Goal —
Report every line in the listing that contains the string "color".

[Figure record extracts]
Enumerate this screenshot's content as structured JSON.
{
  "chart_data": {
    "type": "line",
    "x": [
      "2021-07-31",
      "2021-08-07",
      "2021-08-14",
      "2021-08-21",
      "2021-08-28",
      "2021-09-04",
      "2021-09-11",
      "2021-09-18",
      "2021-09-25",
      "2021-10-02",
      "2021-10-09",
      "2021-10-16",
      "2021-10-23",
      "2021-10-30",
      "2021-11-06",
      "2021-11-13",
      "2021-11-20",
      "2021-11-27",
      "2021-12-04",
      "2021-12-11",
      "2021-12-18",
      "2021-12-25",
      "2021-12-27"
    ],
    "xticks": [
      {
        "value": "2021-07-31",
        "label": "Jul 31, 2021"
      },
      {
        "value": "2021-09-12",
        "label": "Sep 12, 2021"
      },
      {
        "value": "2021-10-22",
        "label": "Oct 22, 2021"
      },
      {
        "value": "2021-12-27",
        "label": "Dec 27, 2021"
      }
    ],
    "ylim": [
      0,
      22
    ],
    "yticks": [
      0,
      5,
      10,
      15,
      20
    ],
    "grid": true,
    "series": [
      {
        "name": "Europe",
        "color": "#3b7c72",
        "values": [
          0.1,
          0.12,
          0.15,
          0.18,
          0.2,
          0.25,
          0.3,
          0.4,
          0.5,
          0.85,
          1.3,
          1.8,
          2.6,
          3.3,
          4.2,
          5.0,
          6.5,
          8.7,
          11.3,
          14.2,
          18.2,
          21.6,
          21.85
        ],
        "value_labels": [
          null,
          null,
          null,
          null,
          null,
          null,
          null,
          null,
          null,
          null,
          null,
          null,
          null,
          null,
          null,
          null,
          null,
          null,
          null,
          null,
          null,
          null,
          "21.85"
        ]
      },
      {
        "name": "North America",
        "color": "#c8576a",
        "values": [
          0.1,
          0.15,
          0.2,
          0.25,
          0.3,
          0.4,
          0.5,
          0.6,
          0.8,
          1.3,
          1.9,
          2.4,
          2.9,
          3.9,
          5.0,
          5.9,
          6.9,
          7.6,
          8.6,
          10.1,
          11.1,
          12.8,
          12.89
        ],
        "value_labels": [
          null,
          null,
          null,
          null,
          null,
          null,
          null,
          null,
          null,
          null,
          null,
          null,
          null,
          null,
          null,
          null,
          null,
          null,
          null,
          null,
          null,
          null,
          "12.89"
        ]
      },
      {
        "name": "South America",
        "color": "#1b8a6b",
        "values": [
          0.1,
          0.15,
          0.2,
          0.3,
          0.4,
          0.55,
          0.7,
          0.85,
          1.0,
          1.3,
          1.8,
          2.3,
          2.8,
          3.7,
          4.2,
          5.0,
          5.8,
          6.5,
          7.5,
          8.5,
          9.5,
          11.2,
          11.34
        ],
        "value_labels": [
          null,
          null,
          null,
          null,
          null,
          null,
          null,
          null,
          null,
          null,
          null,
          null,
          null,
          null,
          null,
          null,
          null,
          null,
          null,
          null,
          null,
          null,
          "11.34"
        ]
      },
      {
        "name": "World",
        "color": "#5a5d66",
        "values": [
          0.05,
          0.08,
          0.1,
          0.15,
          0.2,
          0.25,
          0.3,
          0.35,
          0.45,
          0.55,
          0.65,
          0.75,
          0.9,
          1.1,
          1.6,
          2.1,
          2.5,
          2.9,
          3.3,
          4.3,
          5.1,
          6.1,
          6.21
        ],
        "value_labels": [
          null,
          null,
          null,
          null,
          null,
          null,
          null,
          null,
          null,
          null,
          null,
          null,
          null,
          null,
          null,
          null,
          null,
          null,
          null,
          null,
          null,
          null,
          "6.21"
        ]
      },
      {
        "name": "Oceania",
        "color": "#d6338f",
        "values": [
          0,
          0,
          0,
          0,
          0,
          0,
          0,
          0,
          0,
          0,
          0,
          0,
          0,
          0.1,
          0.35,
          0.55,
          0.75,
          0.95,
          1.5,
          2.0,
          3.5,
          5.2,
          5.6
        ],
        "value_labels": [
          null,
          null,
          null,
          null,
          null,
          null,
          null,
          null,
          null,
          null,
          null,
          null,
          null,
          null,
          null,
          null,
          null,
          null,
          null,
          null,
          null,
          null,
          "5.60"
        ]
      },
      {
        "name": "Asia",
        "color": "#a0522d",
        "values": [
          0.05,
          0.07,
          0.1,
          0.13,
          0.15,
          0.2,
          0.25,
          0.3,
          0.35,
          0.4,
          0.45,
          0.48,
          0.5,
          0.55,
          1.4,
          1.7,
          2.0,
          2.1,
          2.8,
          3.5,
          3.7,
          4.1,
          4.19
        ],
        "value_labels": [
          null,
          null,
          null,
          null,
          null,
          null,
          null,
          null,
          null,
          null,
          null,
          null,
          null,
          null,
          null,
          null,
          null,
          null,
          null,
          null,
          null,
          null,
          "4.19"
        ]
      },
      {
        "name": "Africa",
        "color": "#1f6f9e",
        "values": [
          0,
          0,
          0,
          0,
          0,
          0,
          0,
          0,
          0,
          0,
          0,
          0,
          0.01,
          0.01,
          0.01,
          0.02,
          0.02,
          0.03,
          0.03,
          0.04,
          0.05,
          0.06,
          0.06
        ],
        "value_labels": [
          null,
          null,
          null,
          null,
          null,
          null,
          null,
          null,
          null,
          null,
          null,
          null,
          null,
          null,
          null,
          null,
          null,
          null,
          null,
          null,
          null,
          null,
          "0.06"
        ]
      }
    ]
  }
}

Response to this task —
        "color": "#3b7c72",
        "color": "#c8576a",
        "color": "#1b8a6b",
        "color": "#5a5d66",
        "color": "#d6338f",
        "color": "#a0522d",
        "color": "#1f6f9e",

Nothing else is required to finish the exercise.